▶ Provided data:
## START

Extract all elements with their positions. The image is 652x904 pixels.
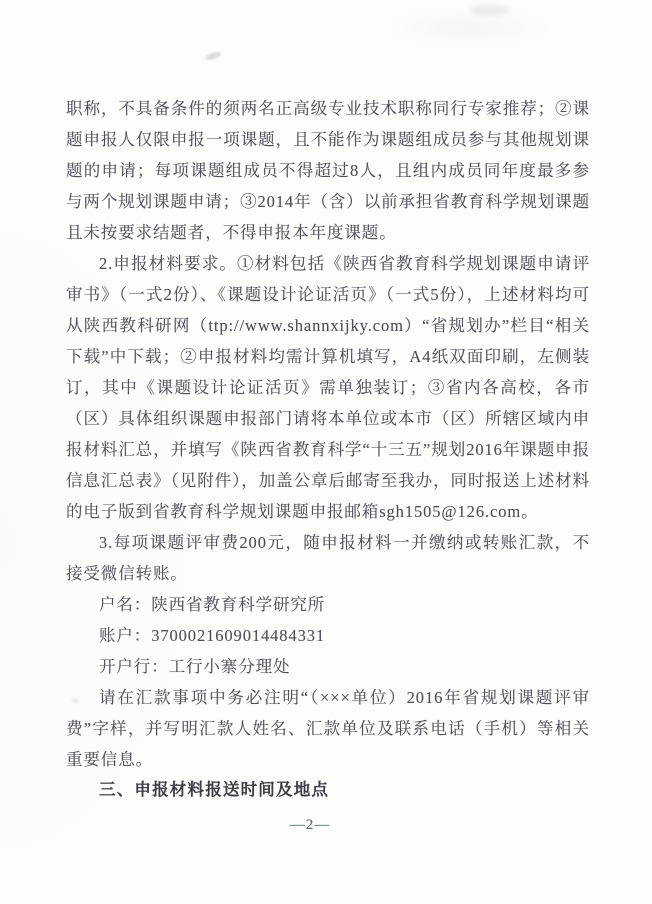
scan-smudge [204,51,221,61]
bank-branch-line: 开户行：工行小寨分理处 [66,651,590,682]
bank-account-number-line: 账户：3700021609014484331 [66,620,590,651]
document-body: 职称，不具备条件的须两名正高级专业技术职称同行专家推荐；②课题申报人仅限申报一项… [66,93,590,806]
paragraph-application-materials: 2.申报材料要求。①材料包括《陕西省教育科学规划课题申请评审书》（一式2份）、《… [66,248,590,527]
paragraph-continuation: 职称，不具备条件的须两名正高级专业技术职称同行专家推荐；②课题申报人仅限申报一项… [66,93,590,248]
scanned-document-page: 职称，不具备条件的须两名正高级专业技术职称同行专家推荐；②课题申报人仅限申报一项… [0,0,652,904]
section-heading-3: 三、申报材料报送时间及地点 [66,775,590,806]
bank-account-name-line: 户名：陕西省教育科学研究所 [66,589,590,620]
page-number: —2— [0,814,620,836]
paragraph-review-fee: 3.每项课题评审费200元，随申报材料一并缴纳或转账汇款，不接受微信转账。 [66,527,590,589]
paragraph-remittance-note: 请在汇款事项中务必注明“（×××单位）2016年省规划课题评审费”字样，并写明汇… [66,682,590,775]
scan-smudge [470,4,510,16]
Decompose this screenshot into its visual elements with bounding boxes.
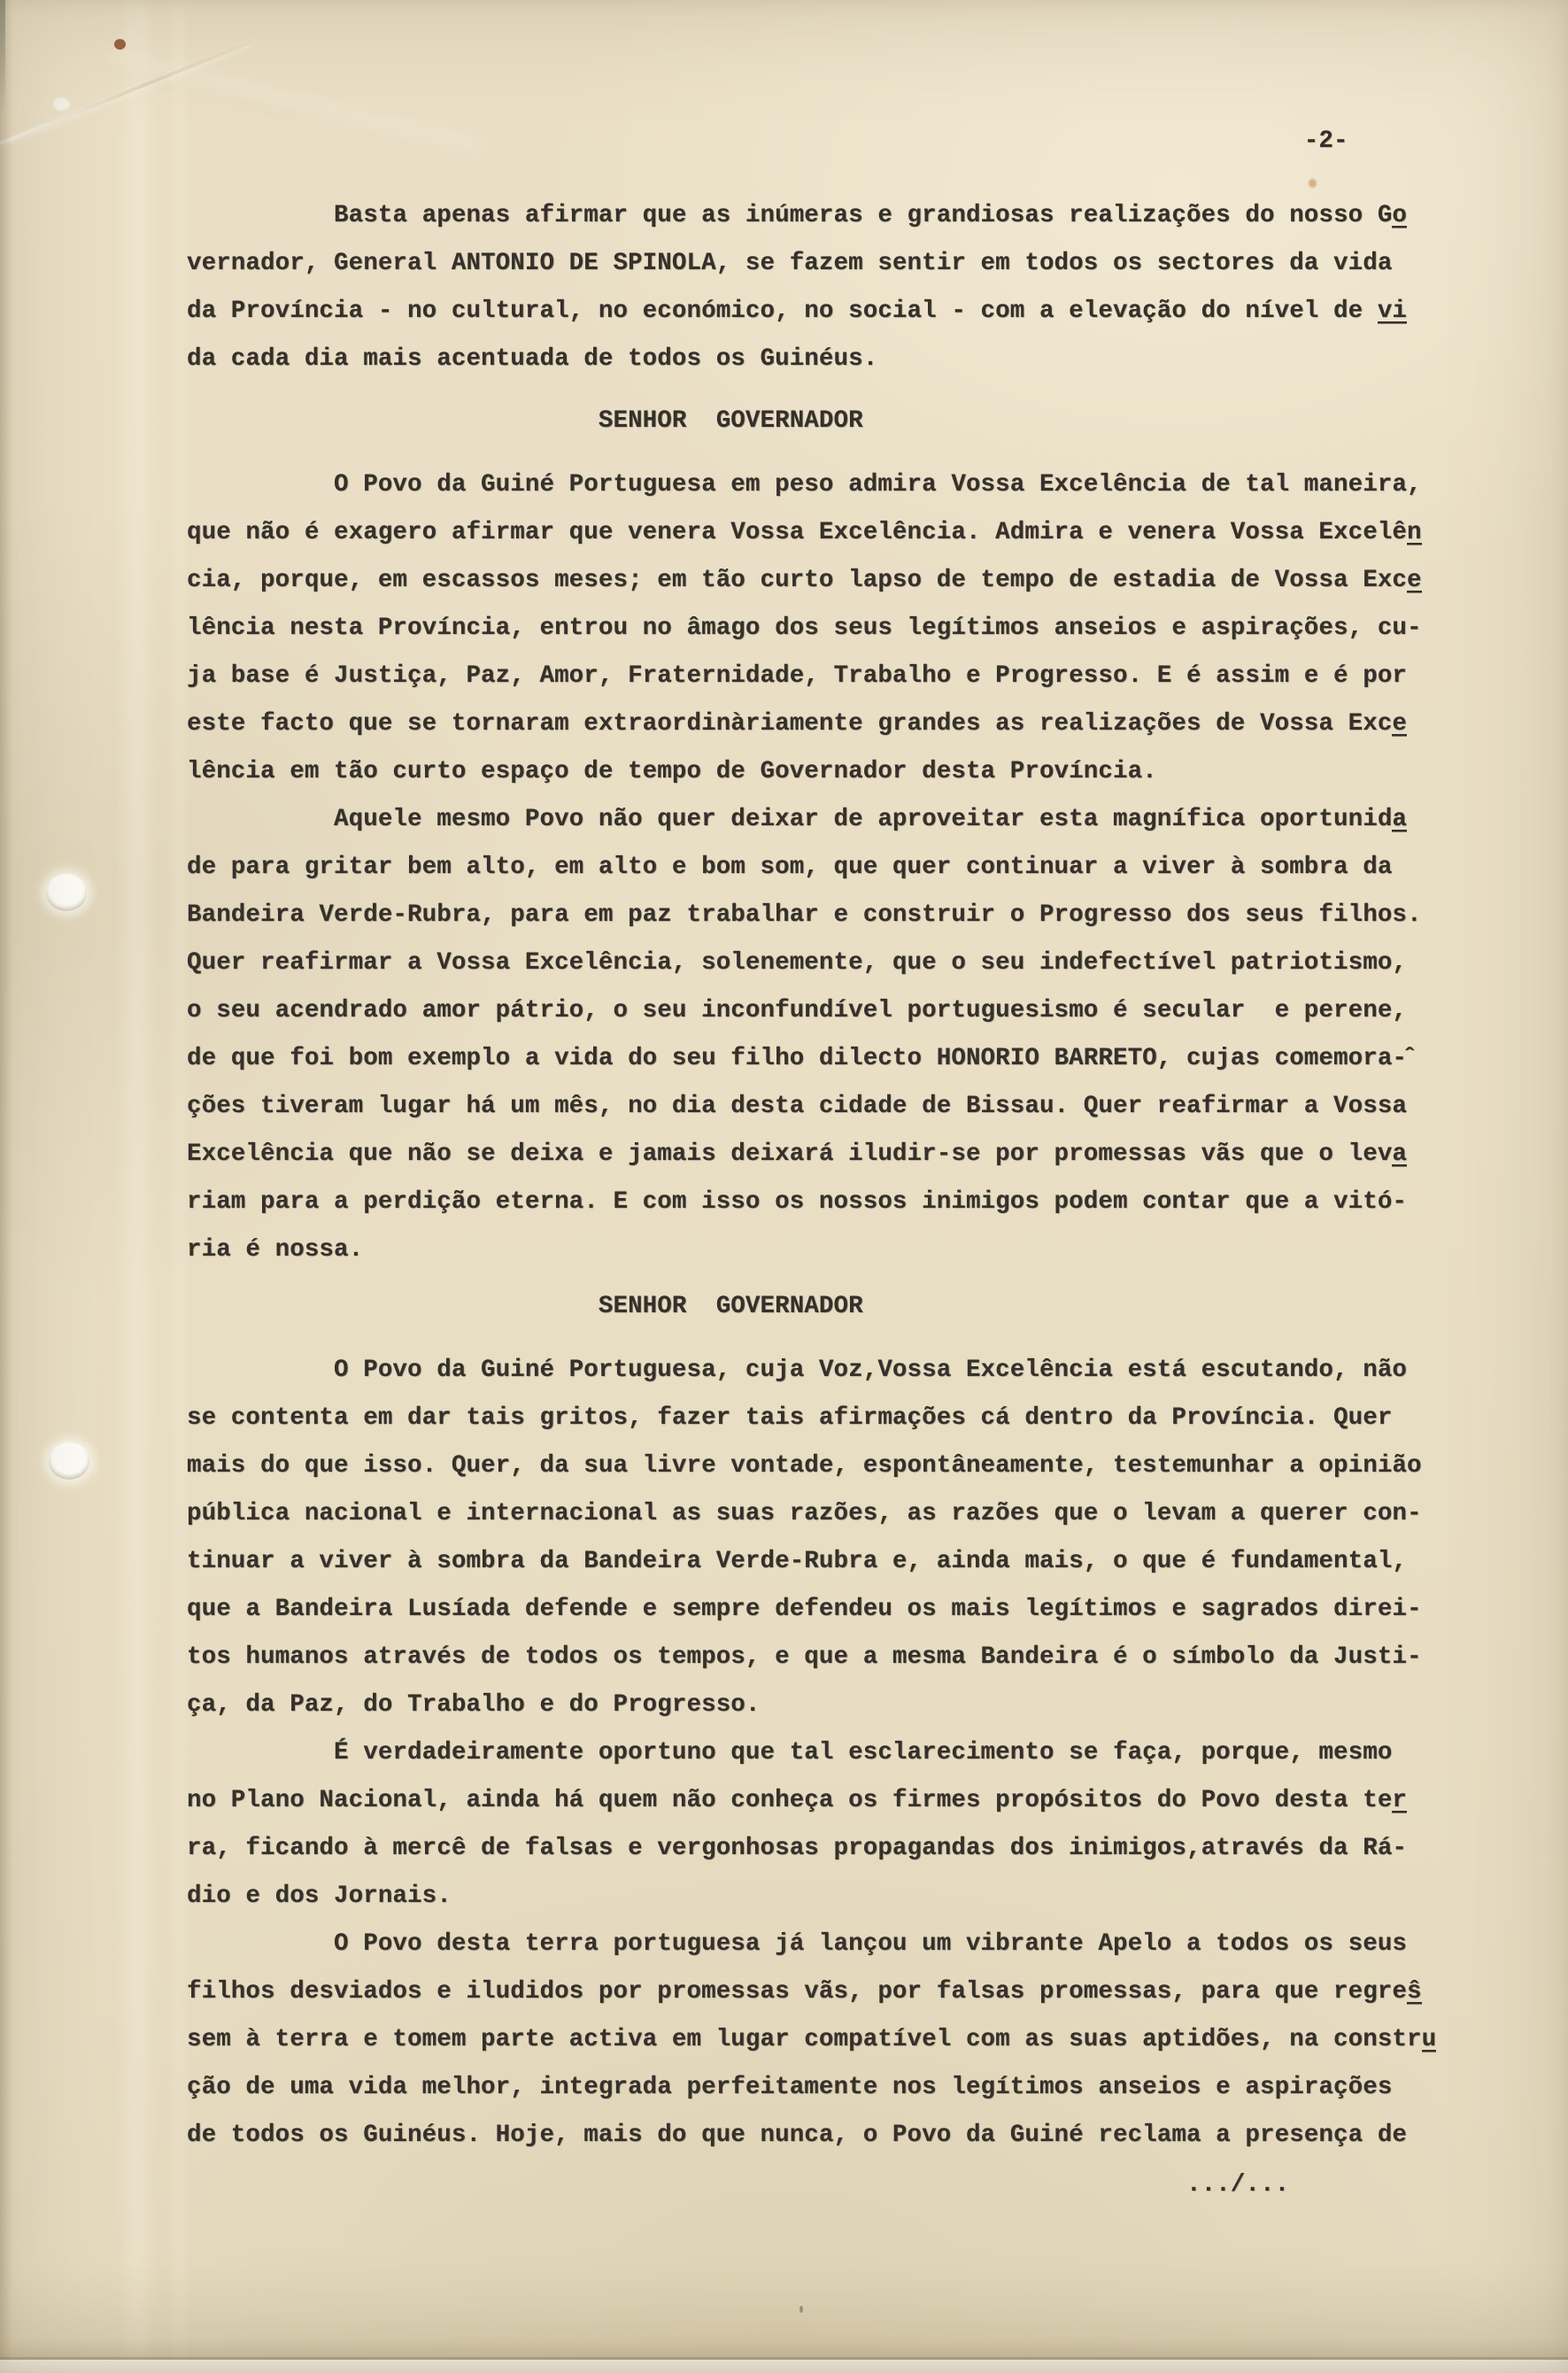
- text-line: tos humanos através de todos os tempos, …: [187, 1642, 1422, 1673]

## END

▶ Problem statement:
Find every line in the rows above that contains the string "smudge" and copy each one.

▶ Task result:
scan-smudge [204,51,221,61]
scan-smudge [470,4,510,16]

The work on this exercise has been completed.